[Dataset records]
=====
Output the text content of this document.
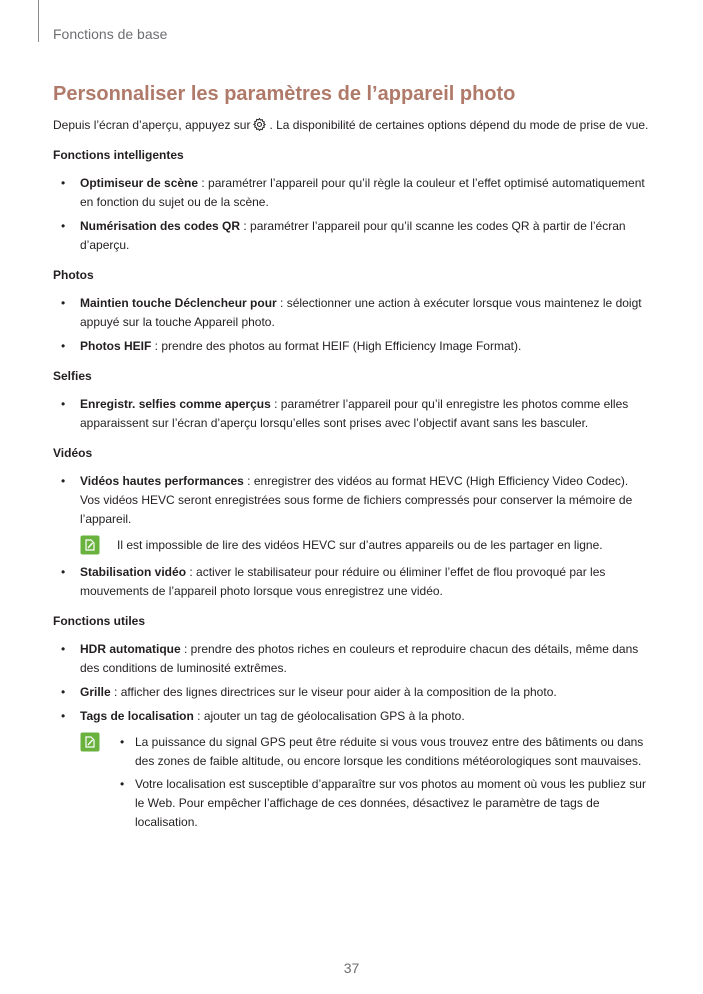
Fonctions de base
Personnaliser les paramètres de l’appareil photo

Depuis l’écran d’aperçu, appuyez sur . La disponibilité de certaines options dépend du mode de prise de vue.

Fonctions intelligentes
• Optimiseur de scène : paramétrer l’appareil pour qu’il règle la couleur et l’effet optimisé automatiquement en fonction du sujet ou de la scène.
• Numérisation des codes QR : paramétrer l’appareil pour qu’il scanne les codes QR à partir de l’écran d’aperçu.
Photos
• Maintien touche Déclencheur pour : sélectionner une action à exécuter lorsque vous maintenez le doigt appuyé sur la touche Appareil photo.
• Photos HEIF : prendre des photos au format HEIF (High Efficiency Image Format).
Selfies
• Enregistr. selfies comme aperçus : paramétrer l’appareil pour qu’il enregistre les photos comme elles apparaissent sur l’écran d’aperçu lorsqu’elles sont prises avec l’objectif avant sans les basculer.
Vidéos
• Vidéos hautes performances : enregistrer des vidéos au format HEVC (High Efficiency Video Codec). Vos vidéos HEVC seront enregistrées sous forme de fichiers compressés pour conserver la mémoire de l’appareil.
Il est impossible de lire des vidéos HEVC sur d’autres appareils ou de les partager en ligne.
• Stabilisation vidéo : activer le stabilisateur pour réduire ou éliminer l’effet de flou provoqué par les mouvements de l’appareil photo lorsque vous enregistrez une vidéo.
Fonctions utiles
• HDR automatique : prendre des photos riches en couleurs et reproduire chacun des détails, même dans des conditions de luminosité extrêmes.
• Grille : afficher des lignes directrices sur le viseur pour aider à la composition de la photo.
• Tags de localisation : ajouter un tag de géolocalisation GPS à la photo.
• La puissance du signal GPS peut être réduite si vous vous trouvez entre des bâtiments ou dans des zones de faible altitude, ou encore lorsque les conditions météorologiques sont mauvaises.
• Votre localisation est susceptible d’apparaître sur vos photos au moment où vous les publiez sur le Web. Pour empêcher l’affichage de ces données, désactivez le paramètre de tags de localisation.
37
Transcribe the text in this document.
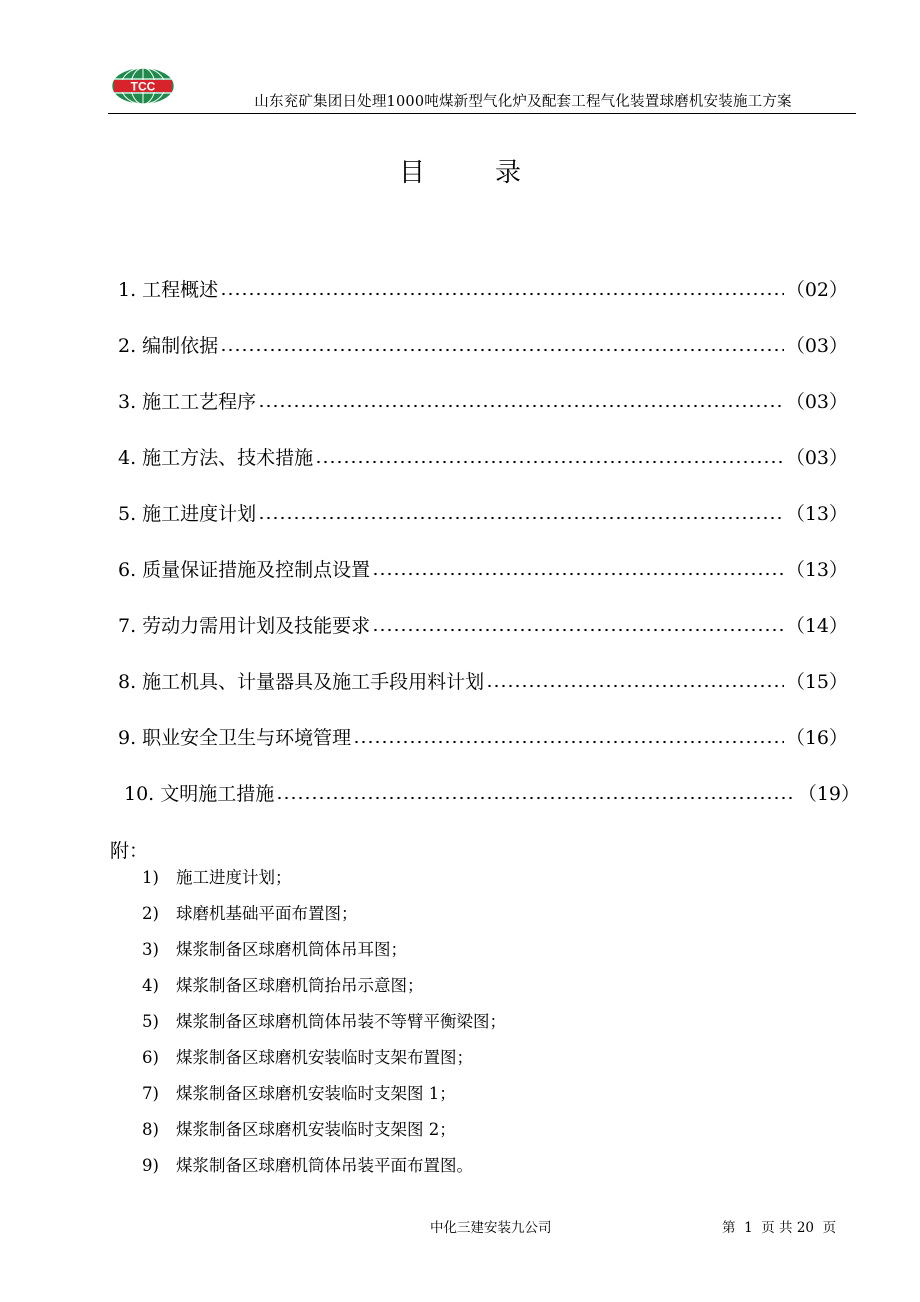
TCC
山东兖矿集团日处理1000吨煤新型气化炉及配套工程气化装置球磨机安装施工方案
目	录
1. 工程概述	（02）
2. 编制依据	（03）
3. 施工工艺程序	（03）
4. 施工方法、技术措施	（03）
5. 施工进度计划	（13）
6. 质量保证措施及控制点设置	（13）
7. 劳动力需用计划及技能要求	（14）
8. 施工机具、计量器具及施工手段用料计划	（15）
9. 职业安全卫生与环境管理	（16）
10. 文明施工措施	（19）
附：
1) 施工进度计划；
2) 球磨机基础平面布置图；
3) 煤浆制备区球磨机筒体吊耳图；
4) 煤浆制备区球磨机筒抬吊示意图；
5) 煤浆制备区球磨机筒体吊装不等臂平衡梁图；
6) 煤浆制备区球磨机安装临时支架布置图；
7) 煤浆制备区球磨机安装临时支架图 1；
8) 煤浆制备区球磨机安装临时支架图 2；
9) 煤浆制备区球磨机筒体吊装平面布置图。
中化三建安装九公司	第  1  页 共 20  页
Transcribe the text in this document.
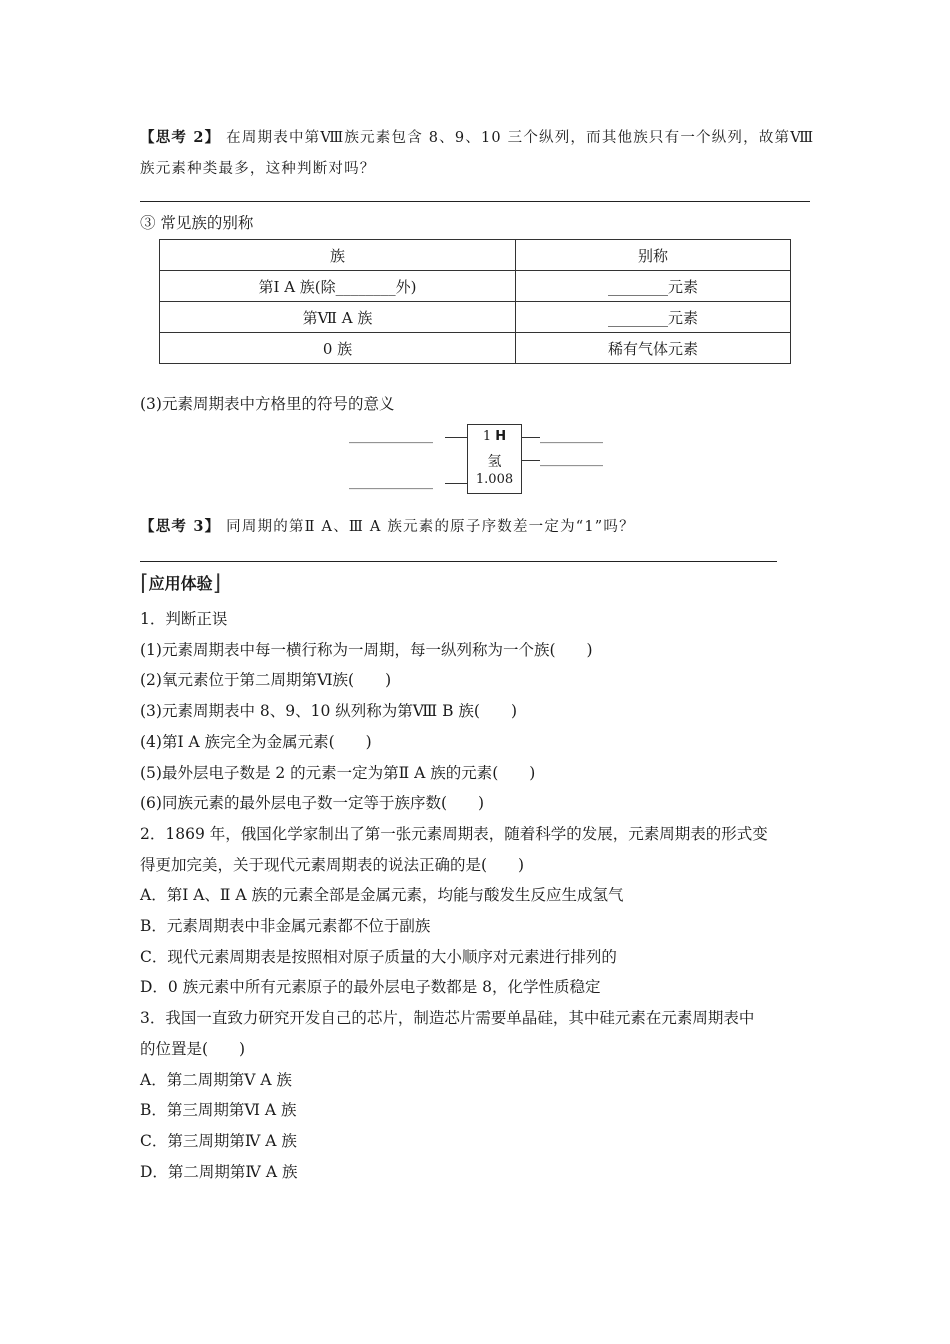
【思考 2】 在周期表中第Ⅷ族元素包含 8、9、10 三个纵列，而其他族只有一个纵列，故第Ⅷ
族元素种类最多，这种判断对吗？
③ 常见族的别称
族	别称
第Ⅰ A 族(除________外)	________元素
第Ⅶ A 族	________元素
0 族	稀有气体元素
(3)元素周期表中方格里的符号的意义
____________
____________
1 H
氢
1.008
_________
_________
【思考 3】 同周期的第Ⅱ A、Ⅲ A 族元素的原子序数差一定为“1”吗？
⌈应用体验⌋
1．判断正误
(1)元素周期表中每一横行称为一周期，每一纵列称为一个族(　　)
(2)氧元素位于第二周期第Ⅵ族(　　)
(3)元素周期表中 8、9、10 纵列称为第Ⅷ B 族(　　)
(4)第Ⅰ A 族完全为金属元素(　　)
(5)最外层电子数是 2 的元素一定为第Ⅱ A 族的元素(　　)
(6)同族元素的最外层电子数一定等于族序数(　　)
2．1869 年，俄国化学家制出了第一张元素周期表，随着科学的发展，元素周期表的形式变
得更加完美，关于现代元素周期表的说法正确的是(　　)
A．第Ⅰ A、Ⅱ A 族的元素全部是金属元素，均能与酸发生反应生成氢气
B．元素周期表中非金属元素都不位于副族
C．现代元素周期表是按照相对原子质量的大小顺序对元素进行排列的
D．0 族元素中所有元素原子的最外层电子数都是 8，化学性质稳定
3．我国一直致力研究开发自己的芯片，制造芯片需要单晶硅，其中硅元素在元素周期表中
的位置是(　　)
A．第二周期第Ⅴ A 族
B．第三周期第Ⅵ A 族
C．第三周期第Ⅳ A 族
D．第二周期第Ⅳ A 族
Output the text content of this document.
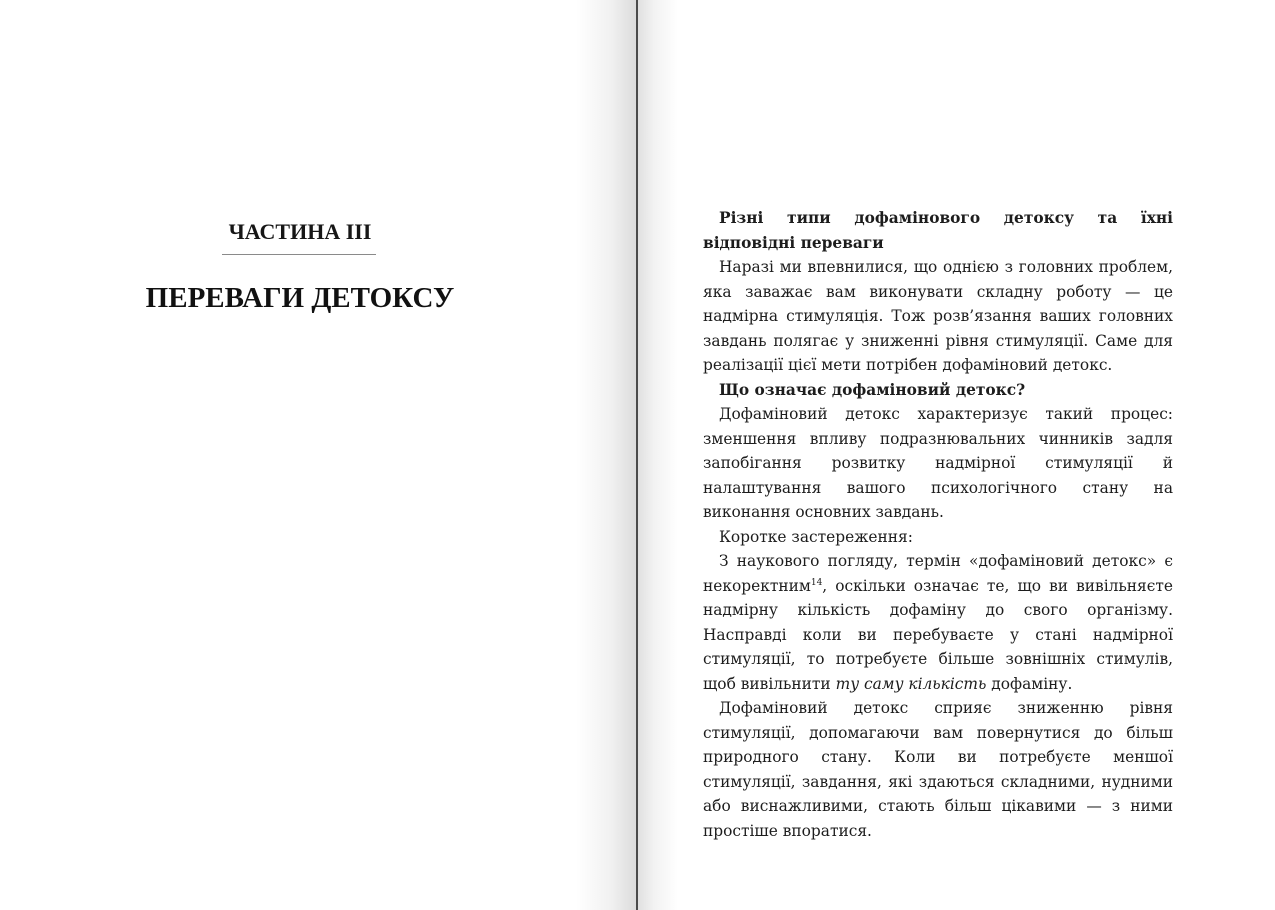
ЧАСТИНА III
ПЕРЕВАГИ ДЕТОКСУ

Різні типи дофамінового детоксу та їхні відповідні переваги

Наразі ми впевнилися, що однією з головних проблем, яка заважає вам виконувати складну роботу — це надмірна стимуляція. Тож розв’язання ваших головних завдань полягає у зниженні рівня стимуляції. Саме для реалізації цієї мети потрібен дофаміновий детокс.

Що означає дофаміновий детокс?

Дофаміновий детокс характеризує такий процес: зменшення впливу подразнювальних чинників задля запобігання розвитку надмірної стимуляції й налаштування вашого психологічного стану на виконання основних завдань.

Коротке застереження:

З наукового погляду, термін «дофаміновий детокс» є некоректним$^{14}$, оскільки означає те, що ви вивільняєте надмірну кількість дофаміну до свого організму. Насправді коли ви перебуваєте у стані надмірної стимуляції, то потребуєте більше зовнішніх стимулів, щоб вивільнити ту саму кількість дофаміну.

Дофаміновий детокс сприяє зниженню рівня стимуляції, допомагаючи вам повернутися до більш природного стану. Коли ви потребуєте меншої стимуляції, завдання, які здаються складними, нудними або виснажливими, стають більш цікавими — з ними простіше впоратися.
=====
PROBLEM REQUIREMENTS:
Where a line holds "HEVC", copy it out.

EXERCISE SOLUTION:
• Vidéos hautes performances : enregistrer des vidéos au format HEVC (High Efficiency Video Codec). Vos vidéos HEVC seront enregistrées sous forme de fichiers compressés pour conserver la mémoire de l’appareil.
Il est impossible de lire des vidéos HEVC sur d’autres appareils ou de les partager en ligne.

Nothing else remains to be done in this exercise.